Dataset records
-=-=-=-=-

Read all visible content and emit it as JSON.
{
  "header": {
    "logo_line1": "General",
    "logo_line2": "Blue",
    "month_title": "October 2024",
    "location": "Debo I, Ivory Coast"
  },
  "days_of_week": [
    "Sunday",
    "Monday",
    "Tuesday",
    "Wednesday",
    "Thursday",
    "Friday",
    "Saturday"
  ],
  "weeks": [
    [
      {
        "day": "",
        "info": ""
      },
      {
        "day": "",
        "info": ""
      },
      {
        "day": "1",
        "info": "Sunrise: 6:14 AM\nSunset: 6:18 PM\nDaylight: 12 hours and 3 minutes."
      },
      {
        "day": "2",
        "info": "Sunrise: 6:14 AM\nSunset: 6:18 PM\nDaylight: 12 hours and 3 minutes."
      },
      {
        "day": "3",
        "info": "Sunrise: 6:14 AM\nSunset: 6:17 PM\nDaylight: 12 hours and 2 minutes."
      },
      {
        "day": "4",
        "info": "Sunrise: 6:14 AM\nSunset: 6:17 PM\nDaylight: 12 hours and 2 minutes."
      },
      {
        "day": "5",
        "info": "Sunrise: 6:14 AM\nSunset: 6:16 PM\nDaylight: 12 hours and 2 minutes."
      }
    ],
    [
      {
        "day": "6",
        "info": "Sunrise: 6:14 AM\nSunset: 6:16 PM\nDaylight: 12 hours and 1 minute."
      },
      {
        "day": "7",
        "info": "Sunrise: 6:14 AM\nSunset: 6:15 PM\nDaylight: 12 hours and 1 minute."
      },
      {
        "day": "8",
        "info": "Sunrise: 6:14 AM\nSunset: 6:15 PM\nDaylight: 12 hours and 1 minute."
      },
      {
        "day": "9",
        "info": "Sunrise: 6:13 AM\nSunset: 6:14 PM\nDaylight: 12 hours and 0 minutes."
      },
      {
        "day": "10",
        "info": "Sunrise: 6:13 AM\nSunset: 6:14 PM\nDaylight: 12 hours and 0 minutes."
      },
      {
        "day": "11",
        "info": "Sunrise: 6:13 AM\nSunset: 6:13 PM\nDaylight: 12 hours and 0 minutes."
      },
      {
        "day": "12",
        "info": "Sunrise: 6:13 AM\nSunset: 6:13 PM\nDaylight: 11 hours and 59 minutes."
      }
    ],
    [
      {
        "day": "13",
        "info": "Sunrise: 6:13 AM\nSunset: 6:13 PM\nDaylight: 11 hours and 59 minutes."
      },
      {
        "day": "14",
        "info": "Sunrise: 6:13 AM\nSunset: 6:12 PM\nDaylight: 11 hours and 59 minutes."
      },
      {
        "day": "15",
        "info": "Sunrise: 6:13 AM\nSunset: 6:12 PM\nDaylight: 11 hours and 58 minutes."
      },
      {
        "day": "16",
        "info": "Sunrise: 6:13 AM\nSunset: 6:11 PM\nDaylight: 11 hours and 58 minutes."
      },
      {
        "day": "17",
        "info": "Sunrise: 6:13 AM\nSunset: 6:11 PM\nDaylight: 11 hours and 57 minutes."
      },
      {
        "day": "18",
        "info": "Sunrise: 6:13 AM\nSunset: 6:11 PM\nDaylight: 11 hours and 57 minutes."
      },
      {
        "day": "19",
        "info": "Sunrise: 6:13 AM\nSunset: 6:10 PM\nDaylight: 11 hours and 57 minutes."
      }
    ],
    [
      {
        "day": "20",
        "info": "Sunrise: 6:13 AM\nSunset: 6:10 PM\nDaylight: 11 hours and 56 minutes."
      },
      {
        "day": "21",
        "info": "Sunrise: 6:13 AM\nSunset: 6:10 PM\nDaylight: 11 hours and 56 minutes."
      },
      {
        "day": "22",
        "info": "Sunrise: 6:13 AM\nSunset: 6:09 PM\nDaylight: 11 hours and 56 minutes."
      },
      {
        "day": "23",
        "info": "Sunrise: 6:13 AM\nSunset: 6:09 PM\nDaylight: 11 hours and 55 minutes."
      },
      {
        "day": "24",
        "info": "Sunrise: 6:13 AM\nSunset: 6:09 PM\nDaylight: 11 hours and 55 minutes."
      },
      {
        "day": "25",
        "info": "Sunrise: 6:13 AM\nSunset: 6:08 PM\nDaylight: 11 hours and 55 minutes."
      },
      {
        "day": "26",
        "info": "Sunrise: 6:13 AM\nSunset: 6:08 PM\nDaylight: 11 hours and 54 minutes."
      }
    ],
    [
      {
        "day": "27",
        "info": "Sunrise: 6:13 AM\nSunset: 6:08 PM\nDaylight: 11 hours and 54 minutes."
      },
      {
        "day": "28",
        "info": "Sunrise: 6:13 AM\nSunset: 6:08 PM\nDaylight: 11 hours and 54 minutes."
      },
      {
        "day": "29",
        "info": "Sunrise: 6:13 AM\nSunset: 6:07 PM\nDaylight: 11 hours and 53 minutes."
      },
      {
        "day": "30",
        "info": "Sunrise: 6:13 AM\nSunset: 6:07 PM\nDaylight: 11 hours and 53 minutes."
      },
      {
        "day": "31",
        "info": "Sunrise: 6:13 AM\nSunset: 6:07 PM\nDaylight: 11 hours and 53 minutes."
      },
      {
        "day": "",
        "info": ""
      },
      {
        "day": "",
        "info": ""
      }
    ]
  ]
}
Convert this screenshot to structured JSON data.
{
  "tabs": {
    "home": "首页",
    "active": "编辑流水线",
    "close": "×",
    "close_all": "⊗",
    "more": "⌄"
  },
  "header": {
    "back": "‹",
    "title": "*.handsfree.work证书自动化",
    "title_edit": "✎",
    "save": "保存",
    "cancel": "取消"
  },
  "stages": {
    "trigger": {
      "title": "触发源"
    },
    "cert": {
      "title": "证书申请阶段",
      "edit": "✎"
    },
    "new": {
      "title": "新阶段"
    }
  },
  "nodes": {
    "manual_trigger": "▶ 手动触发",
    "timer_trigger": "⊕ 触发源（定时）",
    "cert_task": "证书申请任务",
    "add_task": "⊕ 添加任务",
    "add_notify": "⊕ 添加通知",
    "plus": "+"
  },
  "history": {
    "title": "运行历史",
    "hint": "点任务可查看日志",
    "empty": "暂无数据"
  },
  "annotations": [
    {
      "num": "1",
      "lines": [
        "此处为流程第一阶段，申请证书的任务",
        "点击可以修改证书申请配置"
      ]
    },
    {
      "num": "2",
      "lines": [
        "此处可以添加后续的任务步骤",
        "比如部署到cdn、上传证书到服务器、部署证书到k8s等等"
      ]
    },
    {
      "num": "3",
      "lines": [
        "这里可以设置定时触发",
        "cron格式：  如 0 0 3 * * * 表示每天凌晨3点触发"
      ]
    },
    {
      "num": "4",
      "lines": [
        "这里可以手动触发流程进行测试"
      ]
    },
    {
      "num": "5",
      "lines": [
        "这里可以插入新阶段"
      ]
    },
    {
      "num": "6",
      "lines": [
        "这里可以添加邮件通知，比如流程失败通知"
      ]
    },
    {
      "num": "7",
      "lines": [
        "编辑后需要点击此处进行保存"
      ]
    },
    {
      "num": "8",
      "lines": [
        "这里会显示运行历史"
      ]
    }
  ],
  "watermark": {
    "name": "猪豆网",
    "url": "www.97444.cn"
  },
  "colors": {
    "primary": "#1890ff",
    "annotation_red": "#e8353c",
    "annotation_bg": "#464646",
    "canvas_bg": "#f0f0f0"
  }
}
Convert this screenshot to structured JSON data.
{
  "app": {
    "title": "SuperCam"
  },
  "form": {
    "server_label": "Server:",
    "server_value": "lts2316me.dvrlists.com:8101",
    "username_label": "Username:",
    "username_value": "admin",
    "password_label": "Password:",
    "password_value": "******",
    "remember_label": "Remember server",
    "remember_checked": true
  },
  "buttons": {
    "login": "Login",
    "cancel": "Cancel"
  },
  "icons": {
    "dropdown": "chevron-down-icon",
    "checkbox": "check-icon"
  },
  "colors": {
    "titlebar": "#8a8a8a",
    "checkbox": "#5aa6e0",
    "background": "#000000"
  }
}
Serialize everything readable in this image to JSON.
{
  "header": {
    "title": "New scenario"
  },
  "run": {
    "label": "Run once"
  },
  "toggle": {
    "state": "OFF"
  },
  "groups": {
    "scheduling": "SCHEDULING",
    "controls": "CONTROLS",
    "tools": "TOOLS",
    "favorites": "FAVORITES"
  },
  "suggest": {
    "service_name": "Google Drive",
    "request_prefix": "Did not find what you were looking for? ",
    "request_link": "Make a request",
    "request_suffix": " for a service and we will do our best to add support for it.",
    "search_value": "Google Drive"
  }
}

-=-=-=-=-

● **What is needed**:
All lines from the one with "Serialize everything readable" through the final line above are to be quoted exactly; quote no other line.

● **Written answer**:
Serialize everything readable in this image to JSON.
{
  "header": {
    "title": "New scenario"
  },
  "run": {
    "label": "Run once"
  },
  "toggle": {
    "state": "OFF"
  },
  "groups": {
    "scheduling": "SCHEDULING",
    "controls": "CONTROLS",
    "tools": "TOOLS",
    "favorites": "FAVORITES"
  },
  "suggest": {
    "service_name": "Google Drive",
    "request_prefix": "Did not find what you were looking for? ",
    "request_link": "Make a request",
    "request_suffix": " for a service and we will do our best to add support for it.",
    "search_value": "Google Drive"
  }
}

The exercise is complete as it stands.